• _THE PROBLEM_
Scan the listing below and copy every line holding "that".

======

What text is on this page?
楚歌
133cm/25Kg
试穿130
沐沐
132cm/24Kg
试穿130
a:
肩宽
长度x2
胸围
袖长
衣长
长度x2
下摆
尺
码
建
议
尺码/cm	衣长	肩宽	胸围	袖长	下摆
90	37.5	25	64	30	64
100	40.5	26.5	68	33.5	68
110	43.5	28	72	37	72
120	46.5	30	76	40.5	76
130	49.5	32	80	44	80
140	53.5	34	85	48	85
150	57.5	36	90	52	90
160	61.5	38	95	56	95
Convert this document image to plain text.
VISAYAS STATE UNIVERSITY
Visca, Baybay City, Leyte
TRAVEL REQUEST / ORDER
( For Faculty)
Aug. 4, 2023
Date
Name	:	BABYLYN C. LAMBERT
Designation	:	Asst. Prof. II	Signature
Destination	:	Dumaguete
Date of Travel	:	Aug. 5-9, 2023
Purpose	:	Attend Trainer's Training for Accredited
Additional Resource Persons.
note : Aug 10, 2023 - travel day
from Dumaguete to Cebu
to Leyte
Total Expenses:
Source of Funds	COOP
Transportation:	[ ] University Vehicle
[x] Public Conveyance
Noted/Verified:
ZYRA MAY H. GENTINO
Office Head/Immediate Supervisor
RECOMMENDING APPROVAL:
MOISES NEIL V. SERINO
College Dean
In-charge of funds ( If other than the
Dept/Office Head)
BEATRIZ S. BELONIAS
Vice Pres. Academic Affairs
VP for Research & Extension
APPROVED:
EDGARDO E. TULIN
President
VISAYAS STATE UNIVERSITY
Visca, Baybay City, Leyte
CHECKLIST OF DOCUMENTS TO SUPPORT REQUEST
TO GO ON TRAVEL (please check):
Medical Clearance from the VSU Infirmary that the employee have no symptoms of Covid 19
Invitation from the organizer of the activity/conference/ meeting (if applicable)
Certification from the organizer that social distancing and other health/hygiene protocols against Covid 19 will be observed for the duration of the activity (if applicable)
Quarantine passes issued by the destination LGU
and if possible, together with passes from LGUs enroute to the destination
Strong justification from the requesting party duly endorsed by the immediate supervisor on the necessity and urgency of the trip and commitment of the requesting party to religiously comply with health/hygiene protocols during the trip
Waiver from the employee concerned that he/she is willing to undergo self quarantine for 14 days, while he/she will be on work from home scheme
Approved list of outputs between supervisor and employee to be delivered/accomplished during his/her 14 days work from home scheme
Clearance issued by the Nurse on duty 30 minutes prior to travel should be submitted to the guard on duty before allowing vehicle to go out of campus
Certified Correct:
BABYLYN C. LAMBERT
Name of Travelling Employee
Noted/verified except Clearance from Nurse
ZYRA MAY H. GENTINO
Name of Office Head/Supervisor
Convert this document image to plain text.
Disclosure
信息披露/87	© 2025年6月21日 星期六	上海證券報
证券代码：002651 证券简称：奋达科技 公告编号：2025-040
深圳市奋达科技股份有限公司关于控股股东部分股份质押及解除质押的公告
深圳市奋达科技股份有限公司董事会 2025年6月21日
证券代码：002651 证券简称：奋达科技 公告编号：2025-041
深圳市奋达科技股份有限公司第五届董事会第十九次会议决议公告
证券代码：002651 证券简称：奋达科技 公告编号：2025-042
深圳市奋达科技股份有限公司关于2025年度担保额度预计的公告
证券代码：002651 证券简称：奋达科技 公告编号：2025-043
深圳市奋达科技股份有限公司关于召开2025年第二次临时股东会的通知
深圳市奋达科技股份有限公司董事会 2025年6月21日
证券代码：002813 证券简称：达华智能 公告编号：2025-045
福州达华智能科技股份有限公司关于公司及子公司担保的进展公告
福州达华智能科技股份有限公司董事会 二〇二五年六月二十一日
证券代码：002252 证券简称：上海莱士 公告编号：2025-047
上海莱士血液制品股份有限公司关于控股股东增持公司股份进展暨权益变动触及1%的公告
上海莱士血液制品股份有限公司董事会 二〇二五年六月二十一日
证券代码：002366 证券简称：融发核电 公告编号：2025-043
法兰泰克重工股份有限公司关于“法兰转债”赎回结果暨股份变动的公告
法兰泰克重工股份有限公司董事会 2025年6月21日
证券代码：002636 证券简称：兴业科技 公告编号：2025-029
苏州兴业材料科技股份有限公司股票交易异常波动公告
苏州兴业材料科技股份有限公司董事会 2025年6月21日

======

• _SOLUTION_
Medical Clearance from the VSU Infirmary that the employee have no symptoms of Covid 19
Certification from the organizer that social distancing and other health/hygiene protocols against Covid 19 will be observed for the duration of the activity (if applicable)
Waiver from the employee concerned that he/she is willing to undergo self quarantine for 14 days, while he/she will be on work from home scheme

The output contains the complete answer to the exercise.